§ **DATASET EXTRACT**
--- START ---

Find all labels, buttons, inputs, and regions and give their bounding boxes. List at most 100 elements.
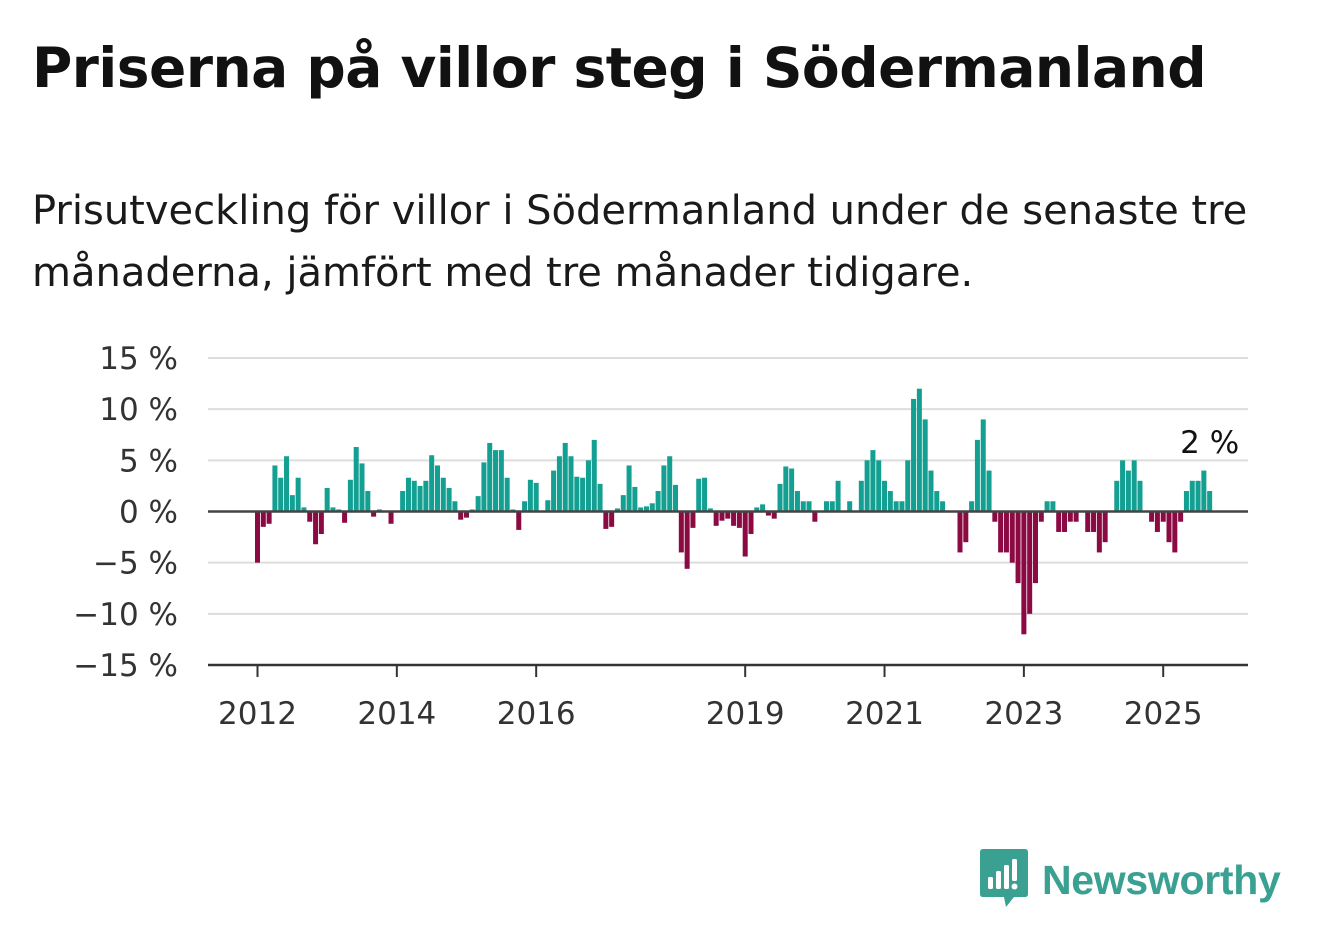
bar bbox=[365, 491, 371, 512]
bar bbox=[1085, 511, 1091, 532]
bar bbox=[487, 442, 493, 512]
bar bbox=[673, 484, 679, 512]
y-tick-label: 0 % bbox=[119, 495, 178, 531]
bar bbox=[1120, 460, 1126, 512]
bar bbox=[1091, 511, 1097, 532]
bar bbox=[829, 501, 835, 512]
bar bbox=[725, 511, 731, 519]
bar bbox=[643, 506, 649, 512]
bar bbox=[649, 503, 655, 512]
grid-lines bbox=[208, 357, 1248, 615]
bar bbox=[405, 477, 411, 512]
bar bbox=[928, 470, 934, 512]
bar bbox=[568, 456, 574, 512]
bar bbox=[754, 507, 760, 512]
x-tick-label: 2012 bbox=[218, 696, 297, 732]
bar bbox=[533, 482, 539, 512]
bar bbox=[1073, 511, 1079, 522]
bar bbox=[1137, 480, 1143, 512]
bar bbox=[1021, 511, 1027, 635]
bar bbox=[870, 450, 876, 512]
bar bbox=[464, 511, 470, 518]
bar bbox=[609, 511, 615, 527]
newsworthy-logo-icon bbox=[980, 849, 1028, 911]
x-tick-label: 2023 bbox=[984, 696, 1063, 732]
bar bbox=[1166, 511, 1172, 543]
axes bbox=[208, 510, 1248, 677]
bar bbox=[916, 388, 922, 512]
bar bbox=[748, 511, 754, 535]
bar bbox=[794, 491, 800, 512]
bar bbox=[847, 501, 853, 512]
bar bbox=[342, 511, 348, 523]
bar bbox=[1003, 511, 1009, 553]
bar bbox=[806, 501, 812, 512]
y-tick-label: 5 % bbox=[119, 443, 178, 479]
bar bbox=[417, 485, 423, 512]
bar bbox=[1009, 511, 1015, 563]
bar bbox=[504, 477, 510, 512]
y-tick-label: −15 % bbox=[73, 648, 178, 684]
bar bbox=[1038, 511, 1044, 522]
chart-title: Priserna på villor steg i Södermanland bbox=[32, 36, 1207, 100]
bar bbox=[661, 465, 667, 512]
bar bbox=[1131, 460, 1137, 512]
bar bbox=[678, 511, 684, 553]
bar bbox=[585, 460, 591, 512]
bar bbox=[1032, 511, 1038, 584]
y-tick-label: 15 % bbox=[99, 341, 178, 377]
bar bbox=[371, 511, 377, 517]
bar bbox=[1102, 511, 1108, 543]
bar bbox=[998, 511, 1004, 553]
bar bbox=[934, 491, 940, 512]
bar bbox=[858, 480, 864, 512]
bar bbox=[400, 491, 406, 512]
bar bbox=[301, 507, 307, 512]
bar bbox=[731, 511, 737, 526]
bar bbox=[324, 487, 330, 512]
x-tick-label: 2019 bbox=[706, 696, 785, 732]
x-tick-label: 2025 bbox=[1124, 696, 1203, 732]
bar bbox=[1114, 480, 1120, 512]
bar bbox=[974, 439, 980, 512]
bar bbox=[1125, 470, 1131, 512]
bar bbox=[614, 508, 620, 512]
bar bbox=[864, 460, 870, 512]
bar bbox=[771, 511, 777, 519]
bar bbox=[498, 450, 504, 512]
bar bbox=[1096, 511, 1102, 553]
bar bbox=[963, 511, 969, 543]
bar bbox=[800, 501, 806, 512]
bar bbox=[893, 501, 899, 512]
bar bbox=[835, 480, 841, 512]
bar bbox=[980, 419, 986, 512]
bar bbox=[423, 480, 429, 512]
bar bbox=[1067, 511, 1073, 522]
bar bbox=[516, 511, 522, 530]
bar bbox=[597, 483, 603, 512]
bar bbox=[318, 511, 324, 535]
bar bbox=[992, 511, 998, 522]
x-tick-label: 2014 bbox=[357, 696, 436, 732]
bar bbox=[812, 511, 818, 522]
bar bbox=[475, 496, 481, 512]
bar bbox=[626, 465, 632, 512]
y-tick-label: −10 % bbox=[73, 597, 178, 633]
x-tick-label: 2021 bbox=[845, 696, 924, 732]
bar bbox=[452, 501, 458, 512]
bar bbox=[551, 470, 557, 512]
bar bbox=[1027, 511, 1033, 614]
bar bbox=[440, 477, 446, 512]
x-tick-label: 2016 bbox=[497, 696, 576, 732]
bar-series bbox=[255, 388, 1213, 635]
y-tick-label: −5 % bbox=[93, 546, 178, 582]
bar bbox=[1056, 511, 1062, 532]
bar bbox=[940, 501, 946, 512]
bar bbox=[1201, 470, 1207, 512]
bar bbox=[742, 511, 748, 557]
bar bbox=[591, 439, 597, 512]
bar bbox=[707, 508, 713, 512]
bar bbox=[876, 460, 882, 512]
bar bbox=[1149, 511, 1155, 522]
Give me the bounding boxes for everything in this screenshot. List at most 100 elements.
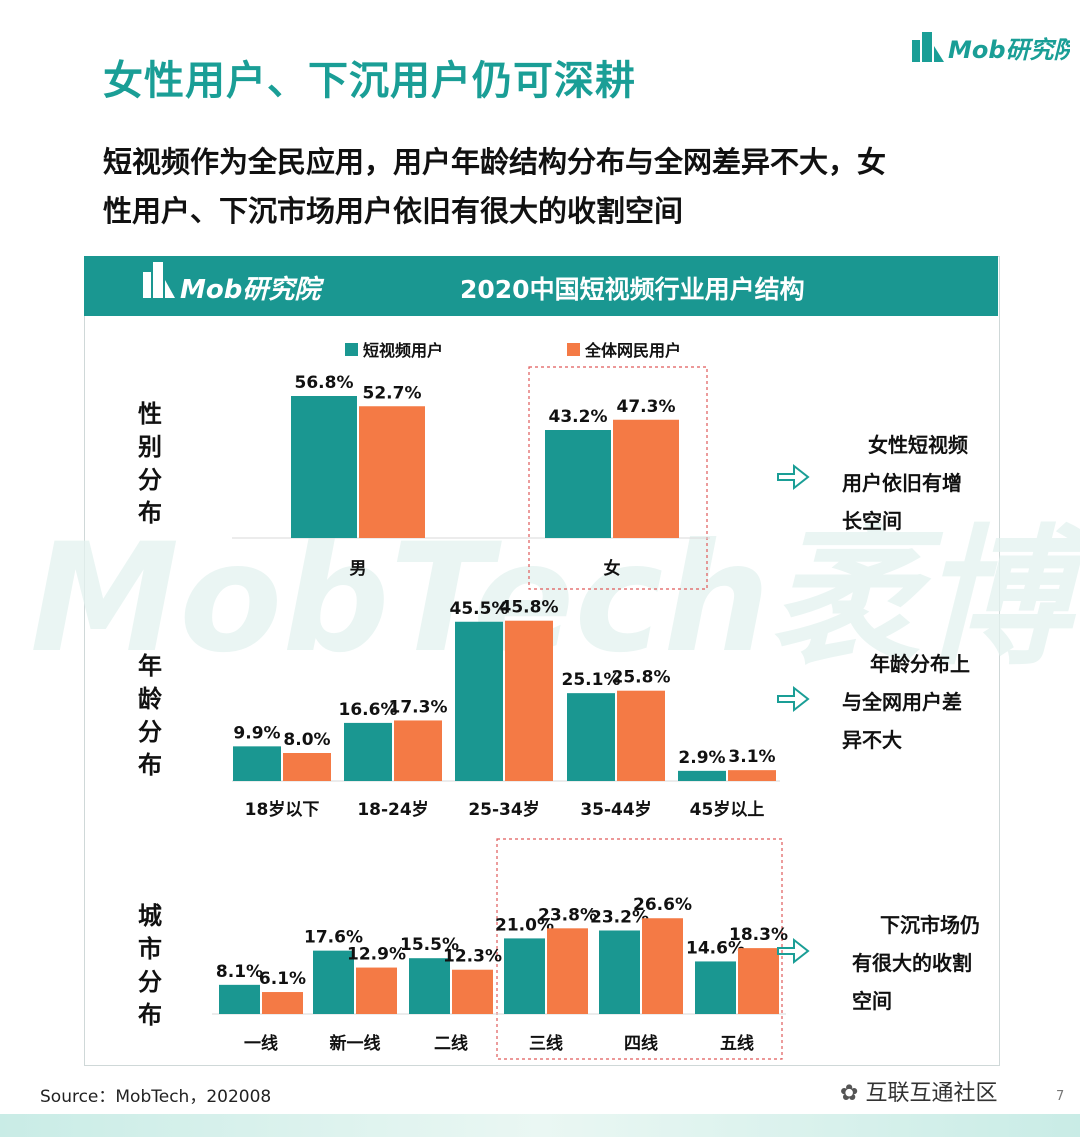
note-line: 有很大的收割 bbox=[852, 951, 972, 975]
data-label: 3.1% bbox=[728, 747, 775, 767]
subtitle: 短视频作为全民应用，用户年龄结构分布与全网差异不大，女 性用户、下沉市场用户依旧… bbox=[103, 138, 1003, 236]
category-label: 三线 bbox=[529, 1033, 563, 1054]
row-label-char: 分 bbox=[138, 718, 162, 746]
watermark: MobTech袤博 bbox=[30, 512, 1080, 686]
bar bbox=[344, 722, 392, 781]
category-label: 45岁以上 bbox=[690, 799, 765, 820]
note-line: 年龄分布上 bbox=[870, 652, 970, 676]
page-number: 7 bbox=[1056, 1089, 1065, 1104]
highlight-box bbox=[528, 366, 708, 590]
category-label: 18-24岁 bbox=[357, 799, 428, 820]
category-label: 18岁以下 bbox=[245, 799, 320, 820]
data-label: 15.5% bbox=[400, 935, 459, 955]
bar bbox=[409, 958, 450, 1014]
bar bbox=[738, 948, 779, 1014]
data-label: 18.3% bbox=[729, 925, 788, 945]
highlight-box bbox=[496, 838, 783, 1060]
row-label-char: 别 bbox=[137, 433, 162, 461]
data-label: 17.3% bbox=[389, 697, 448, 717]
data-label: 45.8% bbox=[500, 598, 559, 618]
row-label-char: 龄 bbox=[138, 685, 163, 713]
bar bbox=[262, 992, 303, 1014]
bar bbox=[728, 770, 776, 781]
bar bbox=[504, 938, 545, 1014]
data-label: 8.0% bbox=[283, 730, 330, 750]
arrow-right-icon bbox=[777, 685, 810, 713]
data-label: 23.8% bbox=[538, 905, 597, 925]
panel-title: 2020中国短视频行业用户结构 bbox=[460, 275, 805, 304]
category-label: 一线 bbox=[244, 1033, 278, 1054]
bottom-band bbox=[0, 1114, 1080, 1137]
category-label: 35-44岁 bbox=[580, 799, 651, 820]
subtitle-line-1: 短视频作为全民应用，用户年龄结构分布与全网差异不大，女 bbox=[103, 145, 887, 179]
note-line: 女性短视频 bbox=[868, 433, 968, 457]
row-label-char: 年 bbox=[138, 652, 162, 680]
data-label: 16.6% bbox=[339, 700, 398, 720]
panel-brand: Mob研究院 bbox=[180, 275, 324, 305]
legend-label: 全体网民用户 bbox=[584, 341, 681, 360]
category-label: 二线 bbox=[434, 1033, 468, 1054]
data-label: 21.0% bbox=[495, 915, 554, 935]
data-label: 25.1% bbox=[562, 670, 621, 690]
bar bbox=[642, 918, 683, 1014]
row-label-char: 城 bbox=[138, 902, 162, 930]
legend-label: 短视频用户 bbox=[363, 341, 443, 360]
bar bbox=[545, 430, 611, 538]
row-label-char: 性 bbox=[138, 400, 162, 428]
category-label: 新一线 bbox=[330, 1033, 381, 1054]
brand-text: Mob研究院 bbox=[948, 36, 1070, 64]
note-line: 异不大 bbox=[842, 728, 902, 752]
bar bbox=[283, 753, 331, 781]
panel-logo-icon bbox=[143, 272, 151, 298]
data-label: 2.9% bbox=[678, 748, 725, 768]
data-label: 26.6% bbox=[633, 895, 692, 915]
footer-brand: ✿ 互联互通社区 bbox=[840, 1075, 997, 1107]
data-label: 52.7% bbox=[363, 383, 422, 403]
data-label: 45.5% bbox=[450, 599, 509, 619]
bar bbox=[505, 620, 553, 781]
data-label: 17.6% bbox=[304, 928, 363, 948]
data-label: 12.3% bbox=[443, 947, 502, 967]
note-line: 与全网用户差 bbox=[842, 690, 962, 714]
data-label: 47.3% bbox=[617, 397, 676, 417]
data-label: 8.1% bbox=[216, 962, 263, 982]
bar bbox=[455, 621, 503, 781]
bar bbox=[394, 720, 442, 781]
bar bbox=[695, 961, 736, 1014]
row-label-char: 布 bbox=[138, 751, 162, 779]
bar bbox=[613, 419, 679, 538]
data-label: 56.8% bbox=[295, 373, 354, 393]
panel-header bbox=[84, 256, 998, 316]
category-label: 女 bbox=[604, 558, 621, 579]
category-label: 25-34岁 bbox=[468, 799, 539, 820]
data-label: 14.6% bbox=[686, 938, 745, 958]
panel-logo-icon bbox=[153, 262, 163, 298]
row-label-char: 布 bbox=[138, 1001, 162, 1029]
arrow-right-icon bbox=[777, 937, 810, 965]
page-title: 女性用户、下沉用户仍可深耕 bbox=[103, 58, 636, 104]
bar bbox=[567, 693, 615, 781]
panel-logo-icon bbox=[165, 280, 175, 298]
brand-logo: Mob研究院 bbox=[912, 32, 1070, 64]
bar bbox=[356, 967, 397, 1014]
wechat-icon: ✿ bbox=[840, 1081, 859, 1106]
category-label: 男 bbox=[350, 559, 367, 579]
bar bbox=[219, 984, 260, 1014]
data-label: 25.8% bbox=[612, 668, 671, 688]
row-label-char: 市 bbox=[138, 935, 162, 963]
bar bbox=[313, 950, 354, 1014]
data-label: 43.2% bbox=[549, 407, 608, 427]
bar bbox=[599, 930, 640, 1014]
row-label-char: 分 bbox=[138, 466, 162, 494]
note-line: 长空间 bbox=[842, 509, 902, 533]
bar bbox=[291, 396, 357, 538]
row-label-char: 布 bbox=[138, 499, 162, 527]
data-label: 12.9% bbox=[347, 945, 406, 965]
bar bbox=[678, 770, 726, 781]
bar bbox=[359, 406, 425, 538]
bar bbox=[233, 746, 281, 781]
data-label: 23.2% bbox=[590, 907, 649, 927]
category-label: 四线 bbox=[624, 1033, 658, 1054]
bar bbox=[452, 969, 493, 1014]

--- END ---

§ **PROBLEM DESCRIPTION**
Rewrite the lines from the one containing "note-line: 有很大的收割 bbox=[852, 951, 972, 975]" through the one containing "category-label: 18-24岁 bbox=[357, 799, 428, 820]", putting "group-label" in place of "category-label" and changing nothing else.

§ **FINISHED ANSWER**
note-line: 有很大的收割 bbox=[852, 951, 972, 975]
data-label: 3.1% bbox=[728, 747, 775, 767]
subtitle: 短视频作为全民应用，用户年龄结构分布与全网差异不大，女 性用户、下沉市场用户依旧… bbox=[103, 138, 1003, 236]
group-label: 三线 bbox=[529, 1033, 563, 1054]
row-label-char: 分 bbox=[138, 718, 162, 746]
watermark: MobTech袤博 bbox=[30, 512, 1080, 686]
bar bbox=[344, 722, 392, 781]
group-label: 45岁以上 bbox=[690, 799, 765, 820]
note-line: 年龄分布上 bbox=[870, 652, 970, 676]
page-number: 7 bbox=[1056, 1089, 1065, 1104]
highlight-box bbox=[528, 366, 708, 590]
group-label: 18-24岁 bbox=[357, 799, 428, 820]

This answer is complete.